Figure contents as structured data
********************

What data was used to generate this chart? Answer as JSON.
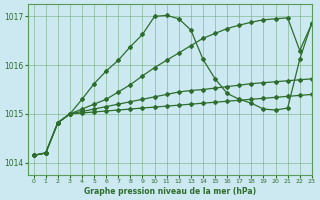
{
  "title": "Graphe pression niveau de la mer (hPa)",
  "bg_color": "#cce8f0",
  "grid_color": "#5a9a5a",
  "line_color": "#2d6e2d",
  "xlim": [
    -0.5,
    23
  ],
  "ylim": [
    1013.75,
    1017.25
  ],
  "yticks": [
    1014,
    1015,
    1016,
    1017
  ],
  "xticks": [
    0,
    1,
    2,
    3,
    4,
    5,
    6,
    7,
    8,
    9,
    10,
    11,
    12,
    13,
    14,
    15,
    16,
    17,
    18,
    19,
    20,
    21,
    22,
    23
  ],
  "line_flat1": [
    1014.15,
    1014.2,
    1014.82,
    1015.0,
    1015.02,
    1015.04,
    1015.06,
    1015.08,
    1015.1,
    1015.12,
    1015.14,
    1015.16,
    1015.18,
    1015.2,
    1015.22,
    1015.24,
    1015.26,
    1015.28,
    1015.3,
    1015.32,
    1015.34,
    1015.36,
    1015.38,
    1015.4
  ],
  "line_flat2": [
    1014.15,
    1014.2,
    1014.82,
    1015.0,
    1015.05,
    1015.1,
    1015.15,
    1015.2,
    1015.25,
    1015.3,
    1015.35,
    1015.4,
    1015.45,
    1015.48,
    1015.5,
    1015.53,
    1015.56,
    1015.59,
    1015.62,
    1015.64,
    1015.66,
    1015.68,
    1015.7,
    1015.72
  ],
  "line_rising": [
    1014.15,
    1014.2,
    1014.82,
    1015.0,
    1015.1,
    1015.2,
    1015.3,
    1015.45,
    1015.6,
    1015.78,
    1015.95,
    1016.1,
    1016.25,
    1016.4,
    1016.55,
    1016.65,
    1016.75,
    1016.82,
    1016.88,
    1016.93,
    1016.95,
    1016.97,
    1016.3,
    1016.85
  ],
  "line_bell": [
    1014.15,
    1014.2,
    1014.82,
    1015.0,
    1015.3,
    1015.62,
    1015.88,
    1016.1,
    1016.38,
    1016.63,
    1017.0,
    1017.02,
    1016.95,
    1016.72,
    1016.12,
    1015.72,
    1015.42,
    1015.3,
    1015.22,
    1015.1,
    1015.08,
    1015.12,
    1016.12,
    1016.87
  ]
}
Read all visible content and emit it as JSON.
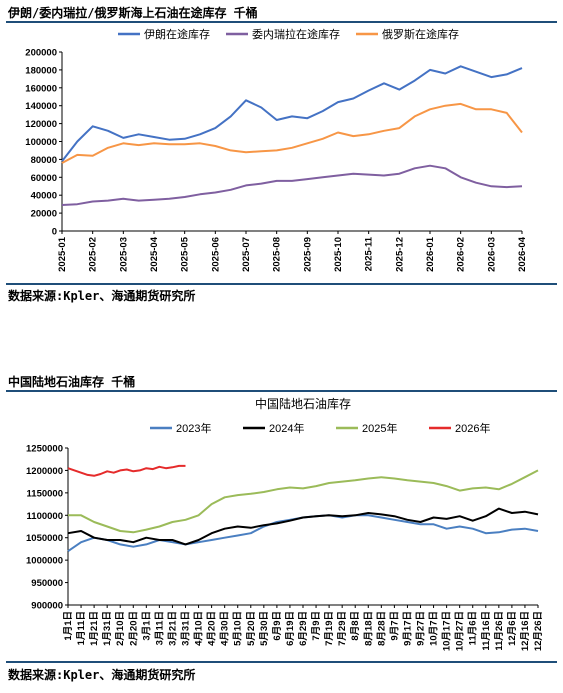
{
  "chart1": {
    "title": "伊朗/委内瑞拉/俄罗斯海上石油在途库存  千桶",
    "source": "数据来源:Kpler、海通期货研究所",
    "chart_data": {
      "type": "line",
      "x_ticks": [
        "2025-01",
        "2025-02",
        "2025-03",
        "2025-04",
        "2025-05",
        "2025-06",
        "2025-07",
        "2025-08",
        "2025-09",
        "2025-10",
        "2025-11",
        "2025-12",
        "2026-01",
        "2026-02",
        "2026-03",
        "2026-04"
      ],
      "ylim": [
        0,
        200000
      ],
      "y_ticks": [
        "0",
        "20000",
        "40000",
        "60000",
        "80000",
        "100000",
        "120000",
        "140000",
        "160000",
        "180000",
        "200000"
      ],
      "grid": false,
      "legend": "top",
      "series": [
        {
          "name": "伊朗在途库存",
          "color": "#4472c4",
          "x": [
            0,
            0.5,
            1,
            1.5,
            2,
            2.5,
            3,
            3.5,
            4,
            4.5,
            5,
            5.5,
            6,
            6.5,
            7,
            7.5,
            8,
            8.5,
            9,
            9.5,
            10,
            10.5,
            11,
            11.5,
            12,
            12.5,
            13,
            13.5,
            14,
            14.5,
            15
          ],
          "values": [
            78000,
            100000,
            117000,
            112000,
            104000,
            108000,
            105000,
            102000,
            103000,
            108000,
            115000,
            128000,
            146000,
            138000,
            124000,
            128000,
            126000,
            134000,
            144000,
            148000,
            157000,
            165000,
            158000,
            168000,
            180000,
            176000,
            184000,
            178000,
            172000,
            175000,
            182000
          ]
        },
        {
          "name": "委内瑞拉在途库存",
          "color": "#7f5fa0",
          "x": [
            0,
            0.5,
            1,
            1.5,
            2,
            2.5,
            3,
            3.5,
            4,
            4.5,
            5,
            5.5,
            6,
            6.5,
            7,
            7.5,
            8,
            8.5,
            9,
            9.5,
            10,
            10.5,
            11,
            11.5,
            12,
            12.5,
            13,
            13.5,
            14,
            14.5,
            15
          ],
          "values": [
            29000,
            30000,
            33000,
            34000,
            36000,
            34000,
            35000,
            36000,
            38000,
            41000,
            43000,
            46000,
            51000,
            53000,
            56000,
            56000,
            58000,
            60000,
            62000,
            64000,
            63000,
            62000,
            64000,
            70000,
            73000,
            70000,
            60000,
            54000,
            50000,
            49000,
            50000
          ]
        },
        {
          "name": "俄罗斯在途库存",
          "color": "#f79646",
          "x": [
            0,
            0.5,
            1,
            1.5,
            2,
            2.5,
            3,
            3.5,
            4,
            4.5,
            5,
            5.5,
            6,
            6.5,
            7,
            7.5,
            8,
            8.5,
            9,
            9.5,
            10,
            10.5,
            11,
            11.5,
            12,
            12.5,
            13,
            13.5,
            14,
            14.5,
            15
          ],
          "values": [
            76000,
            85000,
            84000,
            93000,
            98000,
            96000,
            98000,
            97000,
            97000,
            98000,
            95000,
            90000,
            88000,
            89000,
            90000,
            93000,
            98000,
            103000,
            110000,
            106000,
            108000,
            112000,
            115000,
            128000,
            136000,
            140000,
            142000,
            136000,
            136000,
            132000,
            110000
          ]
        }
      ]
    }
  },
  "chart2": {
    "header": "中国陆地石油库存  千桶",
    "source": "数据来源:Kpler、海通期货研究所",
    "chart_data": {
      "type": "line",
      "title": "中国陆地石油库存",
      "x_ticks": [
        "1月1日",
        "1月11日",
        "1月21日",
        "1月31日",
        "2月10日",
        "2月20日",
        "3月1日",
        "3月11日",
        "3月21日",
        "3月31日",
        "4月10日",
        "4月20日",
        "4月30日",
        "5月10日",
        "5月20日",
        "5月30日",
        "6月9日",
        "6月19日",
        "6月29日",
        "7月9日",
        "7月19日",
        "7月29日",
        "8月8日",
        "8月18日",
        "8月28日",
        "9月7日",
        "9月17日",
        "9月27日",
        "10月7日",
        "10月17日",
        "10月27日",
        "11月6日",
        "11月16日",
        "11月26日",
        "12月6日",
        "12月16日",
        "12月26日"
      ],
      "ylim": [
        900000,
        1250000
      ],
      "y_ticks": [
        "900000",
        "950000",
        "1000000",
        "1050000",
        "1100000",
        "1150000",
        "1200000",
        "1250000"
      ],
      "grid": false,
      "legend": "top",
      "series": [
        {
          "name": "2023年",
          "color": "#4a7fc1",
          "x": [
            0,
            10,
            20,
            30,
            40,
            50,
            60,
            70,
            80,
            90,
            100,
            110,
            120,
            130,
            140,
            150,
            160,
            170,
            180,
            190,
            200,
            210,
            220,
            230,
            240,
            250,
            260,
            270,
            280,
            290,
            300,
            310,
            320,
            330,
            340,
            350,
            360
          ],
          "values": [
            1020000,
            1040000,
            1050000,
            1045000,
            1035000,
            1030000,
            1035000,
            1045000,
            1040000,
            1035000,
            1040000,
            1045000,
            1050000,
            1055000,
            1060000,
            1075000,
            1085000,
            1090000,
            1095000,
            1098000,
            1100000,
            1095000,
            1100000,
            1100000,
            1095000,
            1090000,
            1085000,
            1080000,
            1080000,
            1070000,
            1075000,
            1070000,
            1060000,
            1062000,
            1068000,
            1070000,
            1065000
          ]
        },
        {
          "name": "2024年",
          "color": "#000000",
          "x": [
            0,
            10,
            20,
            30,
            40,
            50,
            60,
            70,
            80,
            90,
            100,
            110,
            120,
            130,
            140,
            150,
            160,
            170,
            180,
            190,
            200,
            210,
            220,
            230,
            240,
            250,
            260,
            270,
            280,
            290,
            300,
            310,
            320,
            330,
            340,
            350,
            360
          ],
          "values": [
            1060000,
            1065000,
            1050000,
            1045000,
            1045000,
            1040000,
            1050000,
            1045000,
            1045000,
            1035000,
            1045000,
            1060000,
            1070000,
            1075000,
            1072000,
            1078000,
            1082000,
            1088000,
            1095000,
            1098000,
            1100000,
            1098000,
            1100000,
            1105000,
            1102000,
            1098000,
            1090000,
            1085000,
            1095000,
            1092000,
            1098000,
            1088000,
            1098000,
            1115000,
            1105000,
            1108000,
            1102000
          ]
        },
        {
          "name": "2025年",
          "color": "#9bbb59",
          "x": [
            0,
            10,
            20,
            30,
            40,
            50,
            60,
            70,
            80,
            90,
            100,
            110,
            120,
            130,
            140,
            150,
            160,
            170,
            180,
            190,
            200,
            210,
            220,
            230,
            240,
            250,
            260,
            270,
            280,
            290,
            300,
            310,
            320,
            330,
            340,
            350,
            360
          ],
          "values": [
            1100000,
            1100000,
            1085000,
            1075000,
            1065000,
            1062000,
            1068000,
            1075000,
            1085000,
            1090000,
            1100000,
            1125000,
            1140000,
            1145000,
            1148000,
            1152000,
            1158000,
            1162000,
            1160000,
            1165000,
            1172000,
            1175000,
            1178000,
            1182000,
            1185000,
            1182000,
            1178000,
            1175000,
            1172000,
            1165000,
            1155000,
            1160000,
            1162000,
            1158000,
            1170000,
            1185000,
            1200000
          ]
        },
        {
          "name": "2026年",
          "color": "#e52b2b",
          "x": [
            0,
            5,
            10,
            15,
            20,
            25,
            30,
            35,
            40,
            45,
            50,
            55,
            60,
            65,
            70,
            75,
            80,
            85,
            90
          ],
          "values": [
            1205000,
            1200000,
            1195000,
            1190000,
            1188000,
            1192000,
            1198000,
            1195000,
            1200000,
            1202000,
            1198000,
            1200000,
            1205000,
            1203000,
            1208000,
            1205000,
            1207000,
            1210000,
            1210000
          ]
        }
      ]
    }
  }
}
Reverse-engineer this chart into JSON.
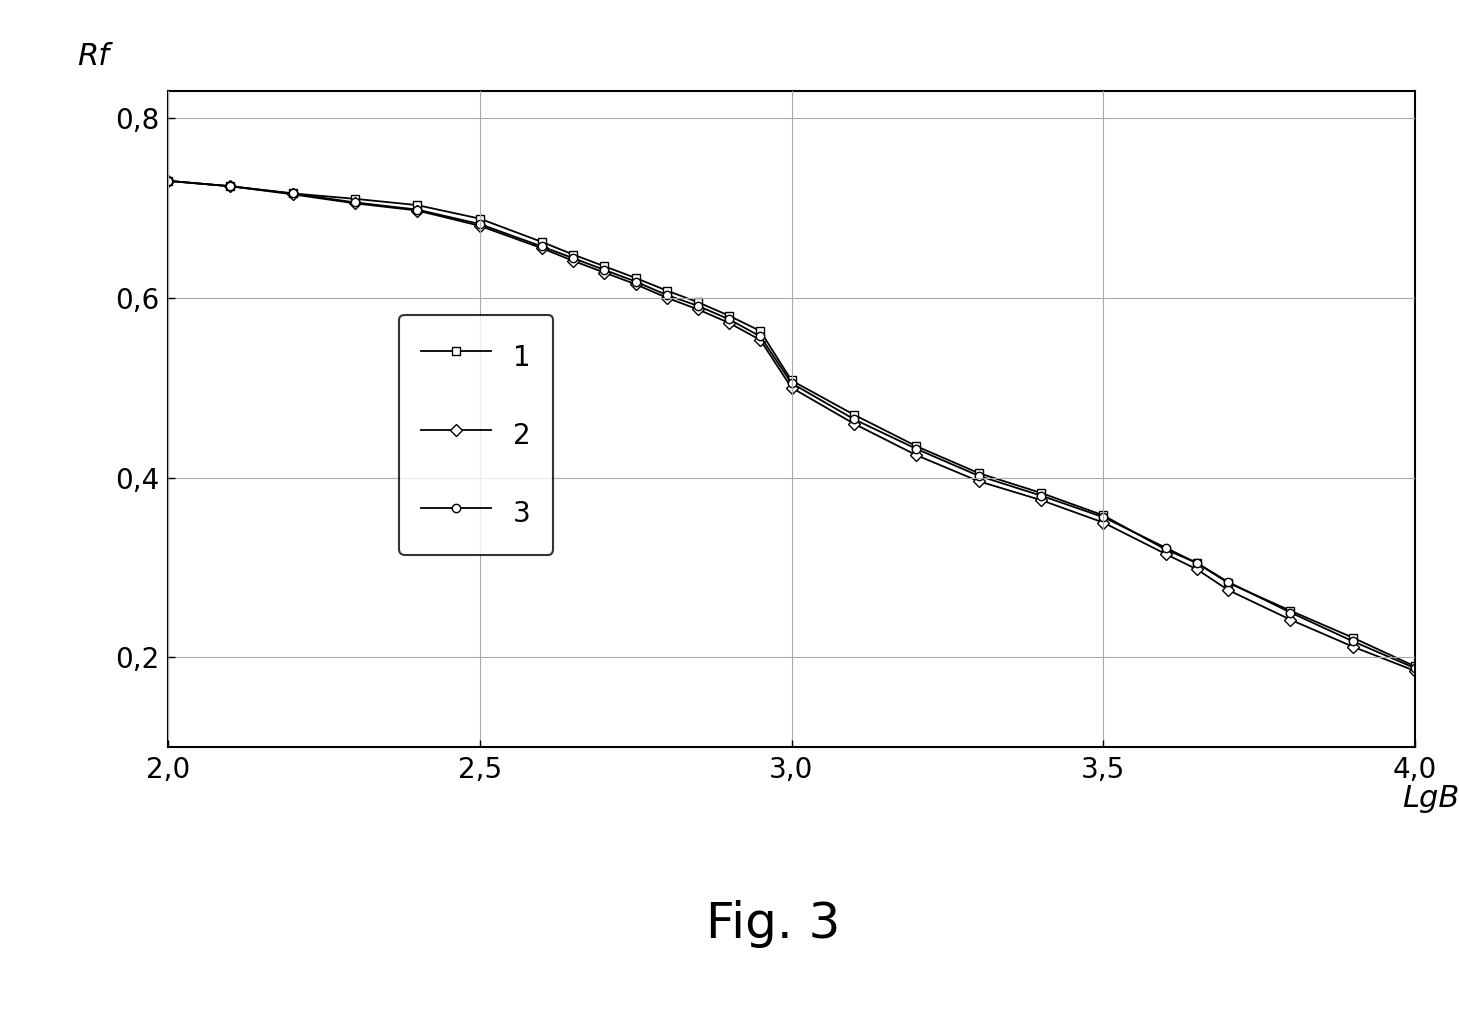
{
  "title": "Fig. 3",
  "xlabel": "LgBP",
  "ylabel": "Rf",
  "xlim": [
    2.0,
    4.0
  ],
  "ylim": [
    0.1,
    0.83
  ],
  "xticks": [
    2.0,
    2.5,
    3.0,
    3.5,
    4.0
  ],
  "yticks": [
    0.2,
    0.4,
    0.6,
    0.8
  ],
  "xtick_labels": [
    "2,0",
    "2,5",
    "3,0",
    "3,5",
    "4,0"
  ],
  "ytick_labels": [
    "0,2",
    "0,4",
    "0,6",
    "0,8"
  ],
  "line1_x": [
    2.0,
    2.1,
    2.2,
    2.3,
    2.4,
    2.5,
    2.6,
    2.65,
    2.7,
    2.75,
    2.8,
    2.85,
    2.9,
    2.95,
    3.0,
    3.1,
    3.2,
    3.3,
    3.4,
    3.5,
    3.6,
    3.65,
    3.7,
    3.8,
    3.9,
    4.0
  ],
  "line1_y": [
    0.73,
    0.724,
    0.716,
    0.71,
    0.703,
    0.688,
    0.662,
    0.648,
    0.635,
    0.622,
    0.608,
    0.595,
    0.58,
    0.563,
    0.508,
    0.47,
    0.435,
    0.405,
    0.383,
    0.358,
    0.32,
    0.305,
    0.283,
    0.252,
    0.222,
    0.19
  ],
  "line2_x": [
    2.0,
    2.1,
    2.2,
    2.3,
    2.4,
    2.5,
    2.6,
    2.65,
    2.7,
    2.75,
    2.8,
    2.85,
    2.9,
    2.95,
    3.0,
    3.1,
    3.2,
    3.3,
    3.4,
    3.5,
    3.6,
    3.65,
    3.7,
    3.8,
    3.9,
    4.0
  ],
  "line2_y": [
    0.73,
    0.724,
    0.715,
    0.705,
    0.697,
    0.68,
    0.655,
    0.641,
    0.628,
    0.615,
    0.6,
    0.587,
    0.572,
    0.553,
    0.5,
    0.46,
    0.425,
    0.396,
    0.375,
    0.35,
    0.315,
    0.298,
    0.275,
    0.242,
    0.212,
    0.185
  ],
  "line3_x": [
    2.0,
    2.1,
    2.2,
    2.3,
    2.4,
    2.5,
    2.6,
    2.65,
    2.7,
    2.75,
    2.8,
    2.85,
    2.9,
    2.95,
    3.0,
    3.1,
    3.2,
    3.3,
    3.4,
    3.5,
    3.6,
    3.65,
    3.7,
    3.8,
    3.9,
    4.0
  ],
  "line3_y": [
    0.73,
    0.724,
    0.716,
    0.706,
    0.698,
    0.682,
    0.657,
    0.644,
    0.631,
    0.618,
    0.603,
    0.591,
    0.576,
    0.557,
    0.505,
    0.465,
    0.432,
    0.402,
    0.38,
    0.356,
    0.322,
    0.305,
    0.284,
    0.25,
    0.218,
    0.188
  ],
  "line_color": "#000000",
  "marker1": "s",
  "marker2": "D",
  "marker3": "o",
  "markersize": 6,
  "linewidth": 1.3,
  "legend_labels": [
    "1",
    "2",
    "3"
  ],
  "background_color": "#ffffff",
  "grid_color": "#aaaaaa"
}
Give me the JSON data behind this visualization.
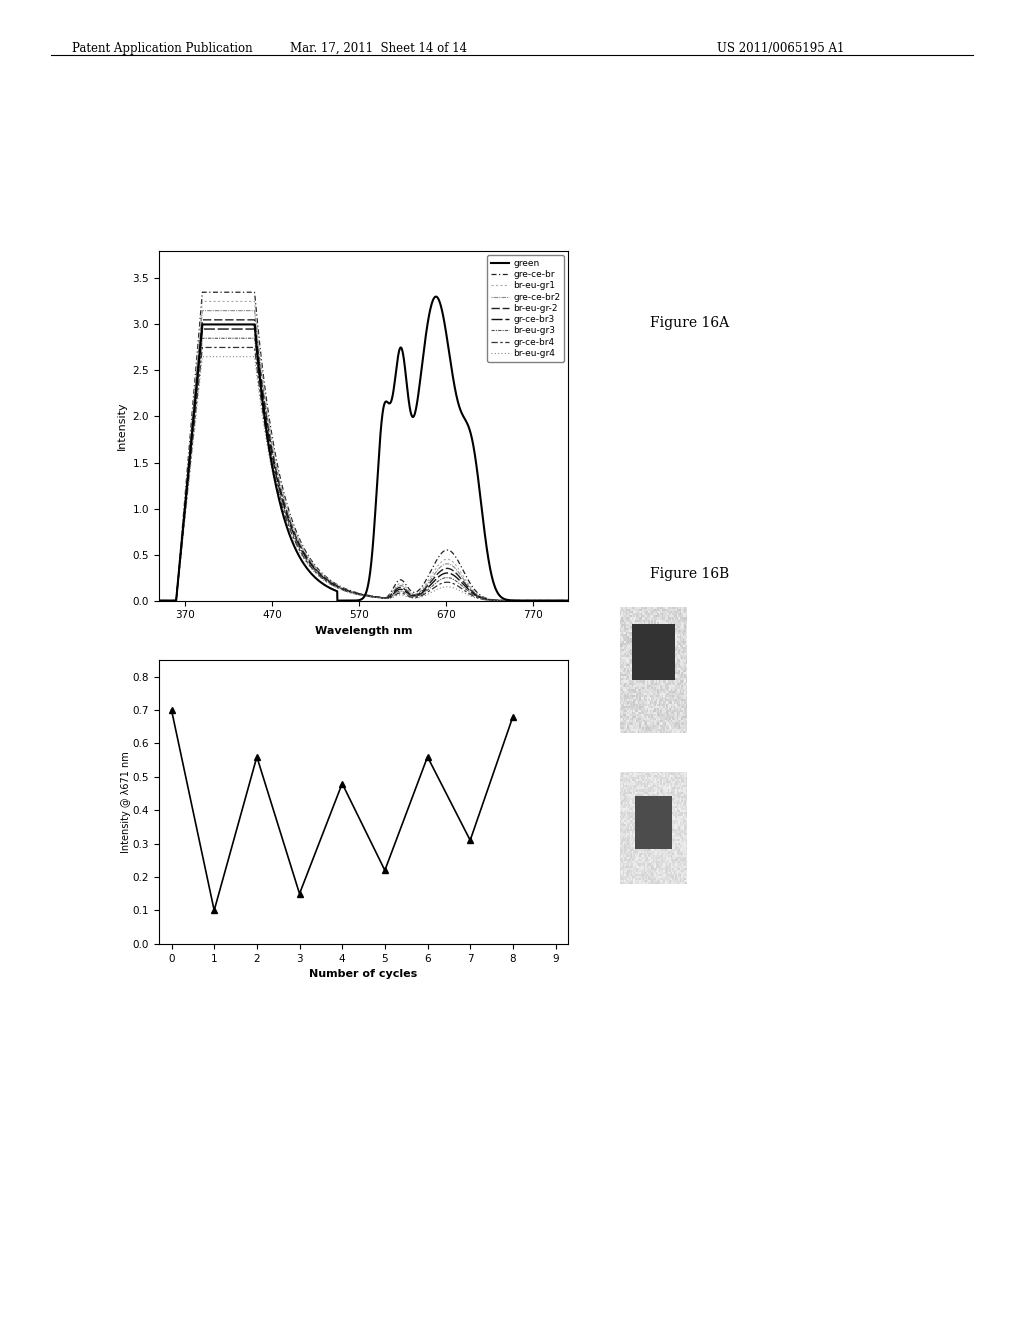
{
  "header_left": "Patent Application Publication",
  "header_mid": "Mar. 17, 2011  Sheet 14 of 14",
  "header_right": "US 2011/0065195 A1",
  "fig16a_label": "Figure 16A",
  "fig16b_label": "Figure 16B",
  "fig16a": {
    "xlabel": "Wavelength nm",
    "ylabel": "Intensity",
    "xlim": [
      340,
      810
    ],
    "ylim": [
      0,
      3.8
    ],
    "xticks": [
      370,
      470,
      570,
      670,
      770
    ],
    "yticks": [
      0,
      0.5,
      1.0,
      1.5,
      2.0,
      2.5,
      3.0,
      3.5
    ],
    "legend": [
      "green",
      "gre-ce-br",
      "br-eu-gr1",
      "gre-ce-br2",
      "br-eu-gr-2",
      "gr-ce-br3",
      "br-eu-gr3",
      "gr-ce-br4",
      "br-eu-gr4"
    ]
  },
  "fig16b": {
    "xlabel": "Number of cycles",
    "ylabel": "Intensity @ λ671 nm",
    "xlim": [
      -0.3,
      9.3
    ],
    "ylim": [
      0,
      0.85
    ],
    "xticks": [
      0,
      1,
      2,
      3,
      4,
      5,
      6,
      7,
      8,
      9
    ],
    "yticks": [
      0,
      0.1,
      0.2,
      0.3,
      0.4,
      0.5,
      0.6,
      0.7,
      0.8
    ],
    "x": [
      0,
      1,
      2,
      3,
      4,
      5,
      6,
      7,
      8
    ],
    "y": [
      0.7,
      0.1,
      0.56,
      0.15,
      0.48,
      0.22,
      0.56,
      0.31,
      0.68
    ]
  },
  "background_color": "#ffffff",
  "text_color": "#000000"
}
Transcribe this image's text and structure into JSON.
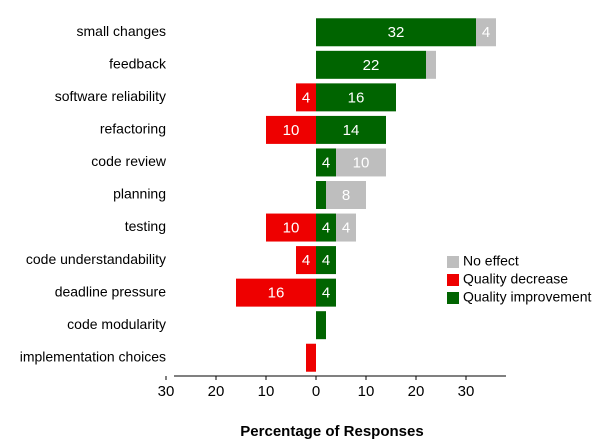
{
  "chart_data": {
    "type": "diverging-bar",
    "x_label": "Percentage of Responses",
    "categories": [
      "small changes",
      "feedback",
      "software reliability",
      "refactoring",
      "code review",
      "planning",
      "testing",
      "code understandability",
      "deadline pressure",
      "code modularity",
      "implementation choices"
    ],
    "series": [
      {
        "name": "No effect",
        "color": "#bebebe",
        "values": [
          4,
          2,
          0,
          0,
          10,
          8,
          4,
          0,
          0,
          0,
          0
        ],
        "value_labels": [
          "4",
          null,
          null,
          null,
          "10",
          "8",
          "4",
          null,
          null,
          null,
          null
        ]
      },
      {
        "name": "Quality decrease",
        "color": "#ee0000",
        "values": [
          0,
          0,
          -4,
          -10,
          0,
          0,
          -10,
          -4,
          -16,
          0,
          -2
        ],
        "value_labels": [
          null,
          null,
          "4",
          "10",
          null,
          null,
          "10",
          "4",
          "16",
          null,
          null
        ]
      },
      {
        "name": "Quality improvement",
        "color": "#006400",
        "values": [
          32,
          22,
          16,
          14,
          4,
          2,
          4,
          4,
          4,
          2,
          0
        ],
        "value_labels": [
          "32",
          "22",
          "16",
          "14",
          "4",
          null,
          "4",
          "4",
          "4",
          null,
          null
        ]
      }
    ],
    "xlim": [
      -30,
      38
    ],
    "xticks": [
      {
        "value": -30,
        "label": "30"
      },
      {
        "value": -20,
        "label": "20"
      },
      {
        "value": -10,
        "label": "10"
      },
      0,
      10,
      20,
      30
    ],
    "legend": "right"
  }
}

********************

▶ [To be done] Pull out every line in the material above where "title" occurs.

▶ [Result]
  "title": "Graphe pression niveau de la mer (hPa)",
    "title": "伊朗/委内瑞拉/俄罗斯海上石油在途库存  千桶",
      "title": "中国陆地石油库存",
  "title": "Fig. 3",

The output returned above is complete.